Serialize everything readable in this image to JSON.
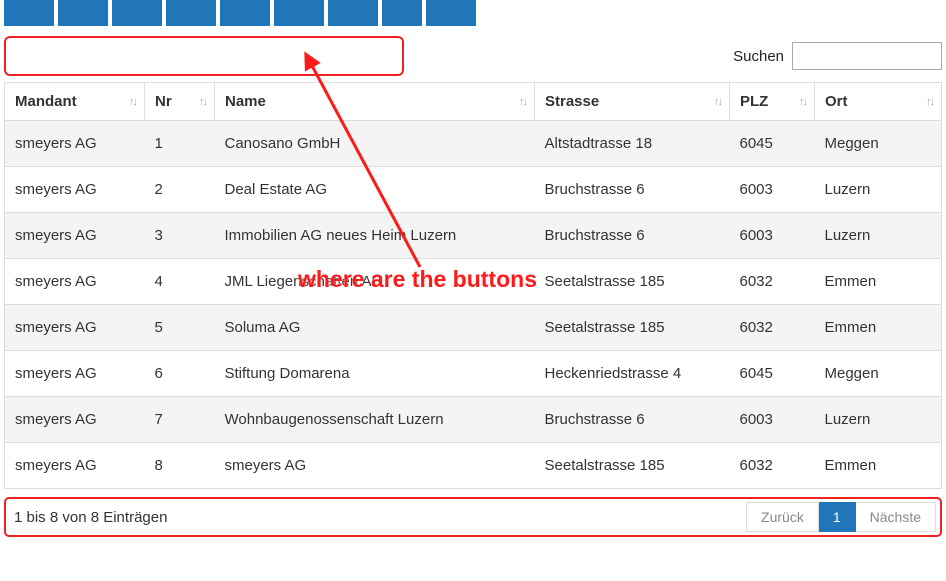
{
  "top_buttons_count": 9,
  "top_button_widths": [
    50,
    50,
    50,
    50,
    50,
    50,
    50,
    40,
    50
  ],
  "search": {
    "label": "Suchen",
    "value": ""
  },
  "columns": {
    "mandant": "Mandant",
    "nr": "Nr",
    "name": "Name",
    "strasse": "Strasse",
    "plz": "PLZ",
    "ort": "Ort"
  },
  "rows": [
    {
      "mandant": "smeyers AG",
      "nr": "1",
      "name": "Canosano GmbH",
      "strasse": "Altstadtrasse 18",
      "plz": "6045",
      "ort": "Meggen"
    },
    {
      "mandant": "smeyers AG",
      "nr": "2",
      "name": "Deal Estate AG",
      "strasse": "Bruchstrasse 6",
      "plz": "6003",
      "ort": "Luzern"
    },
    {
      "mandant": "smeyers AG",
      "nr": "3",
      "name": "Immobilien AG neues Heim Luzern",
      "strasse": "Bruchstrasse 6",
      "plz": "6003",
      "ort": "Luzern"
    },
    {
      "mandant": "smeyers AG",
      "nr": "4",
      "name": "JML Liegenschaften AG",
      "strasse": "Seetalstrasse 185",
      "plz": "6032",
      "ort": "Emmen"
    },
    {
      "mandant": "smeyers AG",
      "nr": "5",
      "name": "Soluma AG",
      "strasse": "Seetalstrasse 185",
      "plz": "6032",
      "ort": "Emmen"
    },
    {
      "mandant": "smeyers AG",
      "nr": "6",
      "name": "Stiftung Domarena",
      "strasse": "Heckenriedstrasse 4",
      "plz": "6045",
      "ort": "Meggen"
    },
    {
      "mandant": "smeyers AG",
      "nr": "7",
      "name": "Wohnbaugenossenschaft Luzern",
      "strasse": "Bruchstrasse 6",
      "plz": "6003",
      "ort": "Luzern"
    },
    {
      "mandant": "smeyers AG",
      "nr": "8",
      "name": "smeyers AG",
      "strasse": "Seetalstrasse 185",
      "plz": "6032",
      "ort": "Emmen"
    }
  ],
  "footer": {
    "info": "1 bis 8 von 8 Einträgen"
  },
  "pager": {
    "prev": "Zurück",
    "page": "1",
    "next": "Nächste"
  },
  "annotation": {
    "text": "where are the buttons"
  }
}
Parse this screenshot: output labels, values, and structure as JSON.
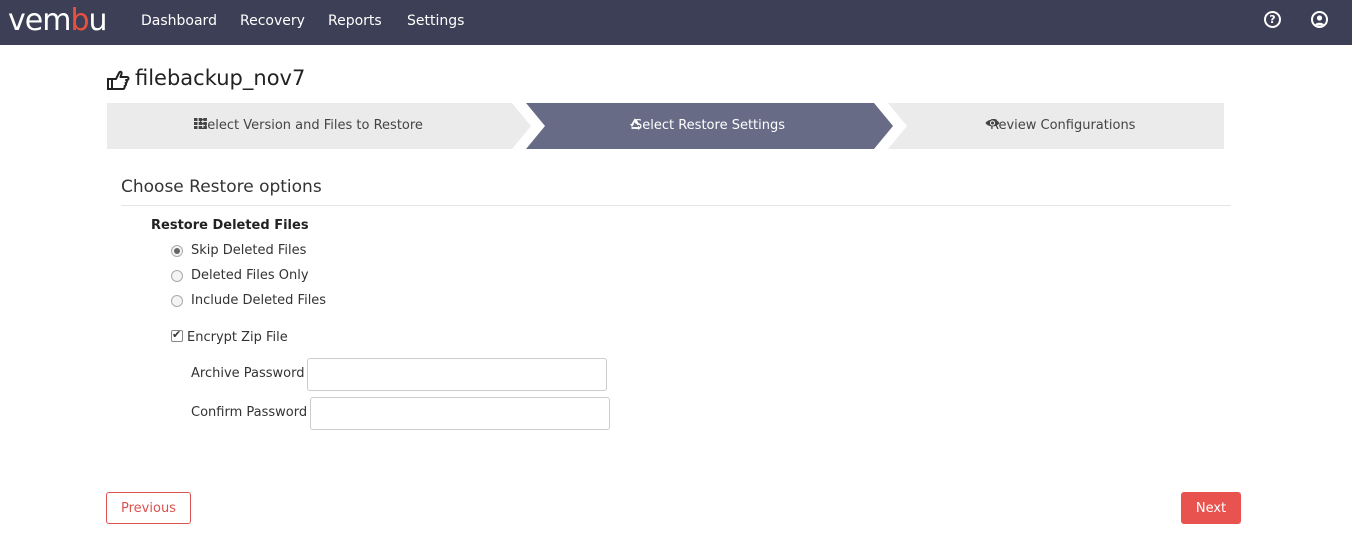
{
  "header": {
    "logo_main": "vem",
    "logo_accent": "b",
    "logo_tail": "u",
    "nav": [
      "Dashboard",
      "Recovery",
      "Reports",
      "Settings"
    ],
    "help_icon": "question-circle-icon",
    "user_icon": "user-circle-icon",
    "accent_color": "#e9513f",
    "bar_color": "#3d3f56"
  },
  "page": {
    "title": "filebackup_nov7",
    "title_icon": "hand-pointing-icon"
  },
  "wizard": {
    "steps": [
      {
        "label": "Select Version and Files to Restore",
        "icon": "grid-icon",
        "active": false
      },
      {
        "label": "Select Restore Settings",
        "icon": "recycle-icon",
        "active": true
      },
      {
        "label": "Review Configurations",
        "icon": "eye-icon",
        "active": false
      }
    ],
    "active_color": "#686b85",
    "inactive_color": "#ebebeb"
  },
  "form": {
    "section_title": "Choose Restore options",
    "group_label": "Restore Deleted Files",
    "options": [
      {
        "label": "Skip Deleted Files",
        "checked": true
      },
      {
        "label": "Deleted Files Only",
        "checked": false
      },
      {
        "label": "Include Deleted Files",
        "checked": false
      }
    ],
    "encrypt_label": "Encrypt Zip File",
    "encrypt_checked": true,
    "archive_password_label": "Archive Password",
    "archive_password_value": "",
    "confirm_password_label": "Confirm Password",
    "confirm_password_value": ""
  },
  "footer": {
    "previous_label": "Previous",
    "next_label": "Next"
  }
}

Your task | Locate all lines holding the word "this", then copy them out.

The output |
Serialize everything readable in this image to JSON.
Parse this screenshot: output labels, values, and structure as JSON.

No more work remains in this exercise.